### What is required
Pull out every line from the listing that has the word "name".
··· Source material
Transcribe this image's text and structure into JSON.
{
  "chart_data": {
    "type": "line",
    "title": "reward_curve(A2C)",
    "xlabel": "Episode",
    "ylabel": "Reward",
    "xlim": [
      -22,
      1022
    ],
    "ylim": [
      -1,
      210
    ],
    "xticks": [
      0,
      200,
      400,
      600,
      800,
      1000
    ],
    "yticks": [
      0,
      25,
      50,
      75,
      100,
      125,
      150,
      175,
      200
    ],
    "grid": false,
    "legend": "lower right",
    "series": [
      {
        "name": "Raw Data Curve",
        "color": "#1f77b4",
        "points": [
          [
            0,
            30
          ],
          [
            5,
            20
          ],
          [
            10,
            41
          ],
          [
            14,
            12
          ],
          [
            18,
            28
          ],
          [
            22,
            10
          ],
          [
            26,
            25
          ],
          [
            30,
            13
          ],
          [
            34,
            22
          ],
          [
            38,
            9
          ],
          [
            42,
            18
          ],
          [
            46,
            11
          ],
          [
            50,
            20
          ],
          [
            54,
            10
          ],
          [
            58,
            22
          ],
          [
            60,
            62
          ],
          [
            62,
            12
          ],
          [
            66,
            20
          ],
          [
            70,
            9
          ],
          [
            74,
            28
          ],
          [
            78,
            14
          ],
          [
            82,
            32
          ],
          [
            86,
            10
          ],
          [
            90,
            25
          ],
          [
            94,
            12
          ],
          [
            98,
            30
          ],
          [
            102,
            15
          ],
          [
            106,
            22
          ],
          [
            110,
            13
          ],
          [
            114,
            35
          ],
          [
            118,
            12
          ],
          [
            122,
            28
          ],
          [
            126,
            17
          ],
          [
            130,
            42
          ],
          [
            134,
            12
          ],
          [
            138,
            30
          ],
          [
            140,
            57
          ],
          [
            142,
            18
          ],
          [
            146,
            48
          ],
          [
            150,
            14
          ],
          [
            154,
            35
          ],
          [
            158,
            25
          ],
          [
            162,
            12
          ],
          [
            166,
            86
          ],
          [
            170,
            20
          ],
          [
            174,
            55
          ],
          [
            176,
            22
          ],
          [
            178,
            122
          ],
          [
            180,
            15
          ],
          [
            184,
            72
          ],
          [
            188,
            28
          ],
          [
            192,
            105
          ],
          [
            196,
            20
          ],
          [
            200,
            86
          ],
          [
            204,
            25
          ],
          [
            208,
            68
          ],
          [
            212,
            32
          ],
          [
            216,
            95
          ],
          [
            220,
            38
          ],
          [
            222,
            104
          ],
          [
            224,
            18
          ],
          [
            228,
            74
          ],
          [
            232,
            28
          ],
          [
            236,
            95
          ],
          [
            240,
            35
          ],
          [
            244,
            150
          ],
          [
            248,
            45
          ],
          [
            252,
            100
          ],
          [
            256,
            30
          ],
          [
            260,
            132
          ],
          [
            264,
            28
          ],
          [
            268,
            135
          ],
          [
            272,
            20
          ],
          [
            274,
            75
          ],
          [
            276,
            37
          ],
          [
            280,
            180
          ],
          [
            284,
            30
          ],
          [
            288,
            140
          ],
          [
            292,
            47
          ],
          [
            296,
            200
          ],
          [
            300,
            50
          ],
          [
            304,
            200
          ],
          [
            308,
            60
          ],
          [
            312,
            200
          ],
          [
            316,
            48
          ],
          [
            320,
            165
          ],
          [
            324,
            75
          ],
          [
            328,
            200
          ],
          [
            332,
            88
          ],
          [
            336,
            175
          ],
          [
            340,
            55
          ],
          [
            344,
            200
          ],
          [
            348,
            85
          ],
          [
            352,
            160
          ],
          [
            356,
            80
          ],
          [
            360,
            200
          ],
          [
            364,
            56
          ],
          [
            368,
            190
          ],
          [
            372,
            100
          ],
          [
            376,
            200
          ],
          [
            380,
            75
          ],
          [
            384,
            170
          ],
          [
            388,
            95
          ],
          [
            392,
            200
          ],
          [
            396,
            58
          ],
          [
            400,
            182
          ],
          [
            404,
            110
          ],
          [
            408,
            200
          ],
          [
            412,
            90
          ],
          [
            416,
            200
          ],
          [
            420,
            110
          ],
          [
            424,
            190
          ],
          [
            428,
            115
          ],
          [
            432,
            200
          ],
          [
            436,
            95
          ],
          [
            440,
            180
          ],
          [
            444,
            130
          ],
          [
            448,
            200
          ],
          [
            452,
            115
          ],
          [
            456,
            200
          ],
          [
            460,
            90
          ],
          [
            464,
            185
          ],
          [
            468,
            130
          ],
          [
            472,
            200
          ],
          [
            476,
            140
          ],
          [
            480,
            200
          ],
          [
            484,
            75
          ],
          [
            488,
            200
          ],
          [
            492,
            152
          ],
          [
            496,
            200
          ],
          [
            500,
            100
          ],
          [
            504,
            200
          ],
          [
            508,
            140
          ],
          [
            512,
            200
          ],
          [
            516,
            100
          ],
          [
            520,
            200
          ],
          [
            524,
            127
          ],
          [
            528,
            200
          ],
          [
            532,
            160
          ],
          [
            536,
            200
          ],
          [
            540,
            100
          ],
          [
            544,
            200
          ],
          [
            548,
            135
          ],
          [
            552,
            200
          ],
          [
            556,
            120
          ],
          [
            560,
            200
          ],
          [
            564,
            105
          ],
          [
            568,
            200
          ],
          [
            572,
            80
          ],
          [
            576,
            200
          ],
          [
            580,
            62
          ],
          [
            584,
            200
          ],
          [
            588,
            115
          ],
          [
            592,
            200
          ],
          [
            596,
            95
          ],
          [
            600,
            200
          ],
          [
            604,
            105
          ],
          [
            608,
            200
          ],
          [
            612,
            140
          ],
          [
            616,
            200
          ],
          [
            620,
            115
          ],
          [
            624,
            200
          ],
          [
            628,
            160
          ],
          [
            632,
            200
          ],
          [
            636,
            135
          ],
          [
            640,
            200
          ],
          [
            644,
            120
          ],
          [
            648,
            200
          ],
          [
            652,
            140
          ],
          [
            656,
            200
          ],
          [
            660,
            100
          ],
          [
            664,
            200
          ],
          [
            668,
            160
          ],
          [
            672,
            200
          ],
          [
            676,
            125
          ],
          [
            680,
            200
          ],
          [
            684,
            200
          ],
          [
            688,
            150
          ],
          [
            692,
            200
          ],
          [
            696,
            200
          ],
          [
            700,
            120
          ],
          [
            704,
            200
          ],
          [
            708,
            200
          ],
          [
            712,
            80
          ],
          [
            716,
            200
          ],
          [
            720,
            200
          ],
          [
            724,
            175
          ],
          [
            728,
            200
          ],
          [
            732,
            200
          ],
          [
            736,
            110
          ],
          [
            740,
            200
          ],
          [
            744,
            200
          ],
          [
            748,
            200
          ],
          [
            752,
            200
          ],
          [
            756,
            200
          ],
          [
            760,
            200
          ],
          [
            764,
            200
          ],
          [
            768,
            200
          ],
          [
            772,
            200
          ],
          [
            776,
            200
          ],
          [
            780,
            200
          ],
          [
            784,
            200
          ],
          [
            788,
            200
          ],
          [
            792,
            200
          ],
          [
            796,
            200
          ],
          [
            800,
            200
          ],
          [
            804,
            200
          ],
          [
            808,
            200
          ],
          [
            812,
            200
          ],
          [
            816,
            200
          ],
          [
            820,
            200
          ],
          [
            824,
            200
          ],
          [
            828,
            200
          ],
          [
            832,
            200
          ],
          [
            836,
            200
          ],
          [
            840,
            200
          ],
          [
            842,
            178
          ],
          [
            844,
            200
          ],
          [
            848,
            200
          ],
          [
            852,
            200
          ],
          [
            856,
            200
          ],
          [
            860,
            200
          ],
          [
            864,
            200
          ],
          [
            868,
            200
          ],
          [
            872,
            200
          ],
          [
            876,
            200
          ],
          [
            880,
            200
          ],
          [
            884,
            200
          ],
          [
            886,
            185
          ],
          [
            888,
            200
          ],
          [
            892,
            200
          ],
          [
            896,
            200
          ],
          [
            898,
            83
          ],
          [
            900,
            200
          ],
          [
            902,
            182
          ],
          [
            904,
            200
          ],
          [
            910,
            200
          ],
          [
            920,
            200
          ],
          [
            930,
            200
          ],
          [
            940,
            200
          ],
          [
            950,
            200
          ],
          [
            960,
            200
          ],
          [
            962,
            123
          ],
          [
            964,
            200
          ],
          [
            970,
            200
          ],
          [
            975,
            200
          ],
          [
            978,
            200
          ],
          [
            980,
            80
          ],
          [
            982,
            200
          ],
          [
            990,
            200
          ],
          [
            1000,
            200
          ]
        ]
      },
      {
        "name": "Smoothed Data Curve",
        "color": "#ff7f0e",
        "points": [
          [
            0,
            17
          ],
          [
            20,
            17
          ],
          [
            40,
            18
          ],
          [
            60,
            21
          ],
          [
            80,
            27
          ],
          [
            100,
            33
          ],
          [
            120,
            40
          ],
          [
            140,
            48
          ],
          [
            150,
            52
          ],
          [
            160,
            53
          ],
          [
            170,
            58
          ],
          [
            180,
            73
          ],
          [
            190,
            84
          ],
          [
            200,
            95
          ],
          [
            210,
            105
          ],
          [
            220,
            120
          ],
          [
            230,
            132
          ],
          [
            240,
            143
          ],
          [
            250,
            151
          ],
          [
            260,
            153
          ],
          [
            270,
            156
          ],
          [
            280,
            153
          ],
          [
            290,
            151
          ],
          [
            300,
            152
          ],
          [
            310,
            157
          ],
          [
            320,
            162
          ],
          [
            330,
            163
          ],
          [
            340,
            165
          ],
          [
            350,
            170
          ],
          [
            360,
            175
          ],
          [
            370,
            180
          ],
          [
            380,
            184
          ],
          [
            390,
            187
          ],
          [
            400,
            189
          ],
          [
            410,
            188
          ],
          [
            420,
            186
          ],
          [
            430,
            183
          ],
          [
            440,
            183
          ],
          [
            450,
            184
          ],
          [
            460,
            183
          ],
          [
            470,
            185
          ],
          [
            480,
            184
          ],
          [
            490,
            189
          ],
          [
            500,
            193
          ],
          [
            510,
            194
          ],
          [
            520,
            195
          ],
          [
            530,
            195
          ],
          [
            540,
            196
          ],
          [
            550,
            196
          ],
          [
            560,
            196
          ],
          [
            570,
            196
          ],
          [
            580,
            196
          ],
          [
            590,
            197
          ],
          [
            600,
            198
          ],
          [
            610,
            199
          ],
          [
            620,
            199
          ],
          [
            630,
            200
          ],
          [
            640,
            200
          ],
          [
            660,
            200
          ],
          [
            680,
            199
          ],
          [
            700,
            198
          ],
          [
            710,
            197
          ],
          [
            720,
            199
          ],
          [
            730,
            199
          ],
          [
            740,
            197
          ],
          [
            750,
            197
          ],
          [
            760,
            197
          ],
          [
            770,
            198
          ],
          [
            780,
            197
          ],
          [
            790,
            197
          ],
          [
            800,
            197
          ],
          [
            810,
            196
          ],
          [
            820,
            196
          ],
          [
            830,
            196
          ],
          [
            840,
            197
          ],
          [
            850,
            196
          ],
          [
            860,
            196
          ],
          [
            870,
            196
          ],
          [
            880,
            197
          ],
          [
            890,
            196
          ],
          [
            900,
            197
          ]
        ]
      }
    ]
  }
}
······
### Task answer
        "name": "Raw Data Curve",
        "name": "Smoothed Data Curve",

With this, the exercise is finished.